Goal: Determine how many lines of the entries contain "gospodarczych". Reply with that number alone.

Collected data entries
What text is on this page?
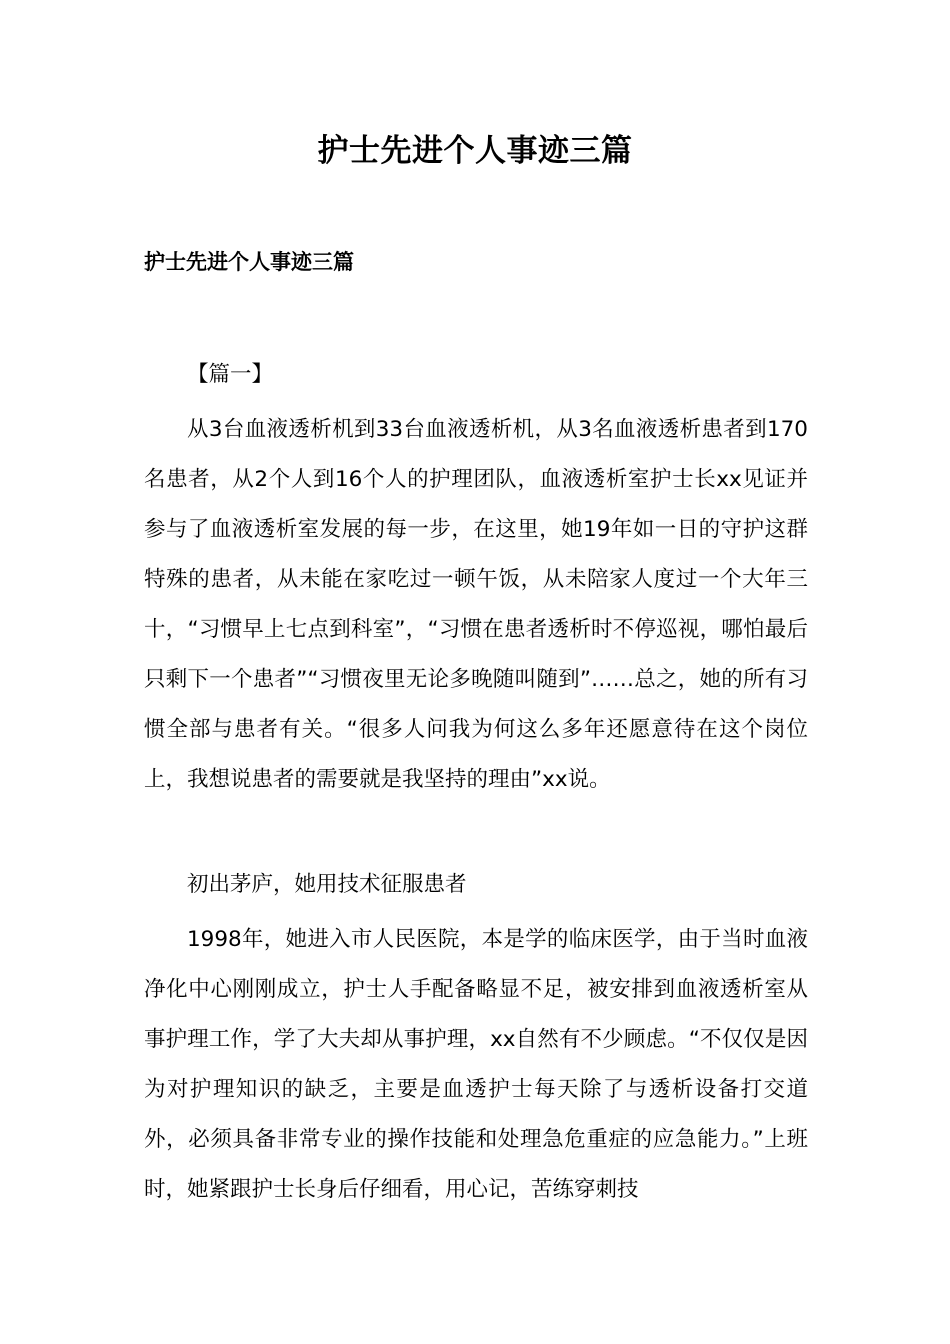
护士先进个人事迹三篇
护士先进个人事迹三篇

【篇一】

从3台血液透析机到33台血液透析机，从3名血液透析患者到170名患者，从2个人到16个人的护理团队，血液透析室护士长xx见证并参与了血液透析室发展的每一步，在这里，她19年如一日的守护这群特殊的患者，从未能在家吃过一顿午饭，从未陪家人度过一个大年三十，“习惯早上七点到科室”，“习惯在患者透析时不停巡视，哪怕最后只剩下一个患者”“习惯夜里无论多晚随叫随到”……总之，她的所有习惯全部与患者有关。“很多人问我为何这么多年还愿意待在这个岗位上，我想说患者的需要就是我坚持的理由”xx说。

初出茅庐，她用技术征服患者

1998年，她进入市人民医院，本是学的临床医学，由于当时血液净化中心刚刚成立，护士人手配备略显不足，被安排到血液透析室从事护理工作，学了大夫却从事护理，xx自然有不少顾虑。“不仅仅是因为对护理知识的缺乏，主要是血透护士每天除了与透析设备打交道外，必须具备非常专业的操作技能和处理急危重症的应急能力。”上班时，她紧跟护士长身后仔细看，用心记，苦练穿刺技
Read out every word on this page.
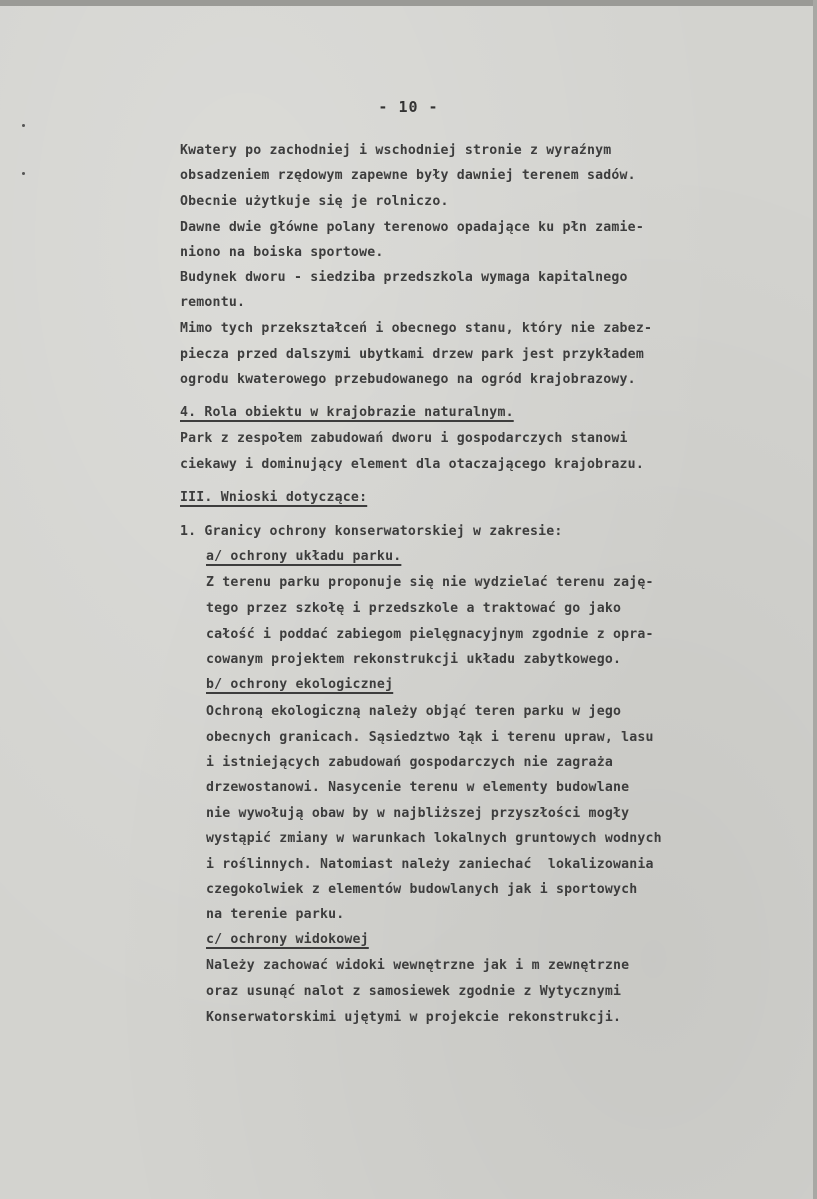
- 10 -
Kwatery po zachodniej i wschodniej stronie z wyraźnym
obsadzeniem rzędowym zapewne były dawniej terenem sadów.
Obecnie użytkuje się je rolniczo.
Dawne dwie główne polany terenowo opadające ku płn zamie-
niono na boiska sportowe.
Budynek dworu - siedziba przedszkola wymaga kapitalnego
remontu.
Mimo tych przekształceń i obecnego stanu, który nie zabez-
piecza przed dalszymi ubytkami drzew park jest przykładem
ogrodu kwaterowego przebudowanego na ogród krajobrazowy.
4. Rola obiektu w krajobrazie naturalnym.
Park z zespołem zabudowań dworu i gospodarczych stanowi
ciekawy i dominujący element dla otaczającego krajobrazu.
III. Wnioski dotyczące:
1. Granicy ochrony konserwatorskiej w zakresie:
a/ ochrony układu parku.
Z terenu parku proponuje się nie wydzielać terenu zaję-
tego przez szkołę i przedszkole a traktować go jako
całość i poddać zabiegom pielęgnacyjnym zgodnie z opra-
cowanym projektem rekonstrukcji układu zabytkowego.
b/ ochrony ekologicznej
Ochroną ekologiczną należy objąć teren parku w jego
obecnych granicach. Sąsiedztwo łąk i terenu upraw, lasu
i istniejących zabudowań gospodarczych nie zagraża
drzewostanowi. Nasycenie terenu w elementy budowlane
nie wywołują obaw by w najbliższej przyszłości mogły
wystąpić zmiany w warunkach lokalnych gruntowych wodnych
i roślinnych. Natomiast należy zaniechać  lokalizowania
czegokolwiek z elementów budowlanych jak i sportowych
na terenie parku.
c/ ochrony widokowej
Należy zachować widoki wewnętrzne jak i m zewnętrzne
oraz usunąć nalot z samosiewek zgodnie z Wytycznymi
Konserwatorskimi ujętymi w projekcie rekonstrukcji.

Response to this exercise: 2